> **Prompt**
Retype the listing that follows, exactly as written.

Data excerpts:
* * *

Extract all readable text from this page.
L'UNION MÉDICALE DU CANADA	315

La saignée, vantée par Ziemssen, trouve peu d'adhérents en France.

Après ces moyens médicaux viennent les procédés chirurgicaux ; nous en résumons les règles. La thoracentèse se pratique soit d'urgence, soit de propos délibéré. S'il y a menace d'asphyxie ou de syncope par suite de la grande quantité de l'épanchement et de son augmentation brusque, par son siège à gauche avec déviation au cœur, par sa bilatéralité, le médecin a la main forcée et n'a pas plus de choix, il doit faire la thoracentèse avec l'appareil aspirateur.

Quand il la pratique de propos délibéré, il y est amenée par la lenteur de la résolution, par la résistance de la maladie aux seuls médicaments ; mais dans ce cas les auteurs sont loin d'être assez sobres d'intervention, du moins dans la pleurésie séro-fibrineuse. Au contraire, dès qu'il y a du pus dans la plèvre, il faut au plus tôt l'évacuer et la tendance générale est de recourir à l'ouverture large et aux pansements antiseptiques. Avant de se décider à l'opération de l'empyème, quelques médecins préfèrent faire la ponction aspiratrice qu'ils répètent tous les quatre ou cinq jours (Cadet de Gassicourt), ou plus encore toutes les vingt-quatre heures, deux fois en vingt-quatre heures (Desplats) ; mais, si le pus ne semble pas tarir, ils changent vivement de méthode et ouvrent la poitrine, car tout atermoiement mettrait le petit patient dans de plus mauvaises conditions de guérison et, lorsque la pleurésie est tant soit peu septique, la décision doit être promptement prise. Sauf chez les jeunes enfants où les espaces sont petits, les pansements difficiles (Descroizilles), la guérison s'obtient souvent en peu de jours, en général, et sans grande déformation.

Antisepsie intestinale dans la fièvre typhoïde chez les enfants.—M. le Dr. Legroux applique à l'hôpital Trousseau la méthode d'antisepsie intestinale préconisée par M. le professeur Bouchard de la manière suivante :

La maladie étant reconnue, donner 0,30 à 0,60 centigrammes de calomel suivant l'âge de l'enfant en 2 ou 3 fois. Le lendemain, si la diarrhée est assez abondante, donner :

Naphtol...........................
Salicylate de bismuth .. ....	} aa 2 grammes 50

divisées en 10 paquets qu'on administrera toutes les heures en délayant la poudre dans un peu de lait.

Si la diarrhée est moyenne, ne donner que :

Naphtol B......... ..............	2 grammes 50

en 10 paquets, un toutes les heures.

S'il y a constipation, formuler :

* * *

> **Complete answer**
Extract all readable text from this page.
L'UNION MÉDICALE DU CANADA	315

La saignée, vantée par Ziemssen, trouve peu d'adhérents en France.

Après ces moyens médicaux viennent les procédés chirurgicaux ; nous en résumons les règles. La thoracentèse se pratique soit d'urgence, soit de propos délibéré. S'il y a menace d'asphyxie ou de syncope par suite de la grande quantité de l'épanchement et de son augmentation brusque, par son siège à gauche avec déviation au cœur, par sa bilatéralité, le médecin a la main forcée et n'a pas plus de choix, il doit faire la thoracentèse avec l'appareil aspirateur.

Quand il la pratique de propos délibéré, il y est amenée par la lenteur de la résolution, par la résistance de la maladie aux seuls médicaments ; mais dans ce cas les auteurs sont loin d'être assez sobres d'intervention, du moins dans la pleurésie séro-fibrineuse. Au contraire, dès qu'il y a du pus dans la plèvre, il faut au plus tôt l'évacuer et la tendance générale est de recourir à l'ouverture large et aux pansements antiseptiques. Avant de se décider à l'opération de l'empyème, quelques médecins préfèrent faire la ponction aspiratrice qu'ils répètent tous les quatre ou cinq jours (Cadet de Gassicourt), ou plus encore toutes les vingt-quatre heures, deux fois en vingt-quatre heures (Desplats) ; mais, si le pus ne semble pas tarir, ils changent vivement de méthode et ouvrent la poitrine, car tout atermoiement mettrait le petit patient dans de plus mauvaises conditions de guérison et, lorsque la pleurésie est tant soit peu septique, la décision doit être promptement prise. Sauf chez les jeunes enfants où les espaces sont petits, les pansements difficiles (Descroizilles), la guérison s'obtient souvent en peu de jours, en général, et sans grande déformation.

Antisepsie intestinale dans la fièvre typhoïde chez les enfants.—M. le Dr. Legroux applique à l'hôpital Trousseau la méthode d'antisepsie intestinale préconisée par M. le professeur Bouchard de la manière suivante :

La maladie étant reconnue, donner 0,30 à 0,60 centigrammes de calomel suivant l'âge de l'enfant en 2 ou 3 fois. Le lendemain, si la diarrhée est assez abondante, donner :

Naphtol...........................
Salicylate de bismuth .. ....	} aa 2 grammes 50

divisées en 10 paquets qu'on administrera toutes les heures en délayant la poudre dans un peu de lait.

Si la diarrhée est moyenne, ne donner que :

Naphtol B......... ..............	2 grammes 50

en 10 paquets, un toutes les heures.

S'il y a constipation, formuler :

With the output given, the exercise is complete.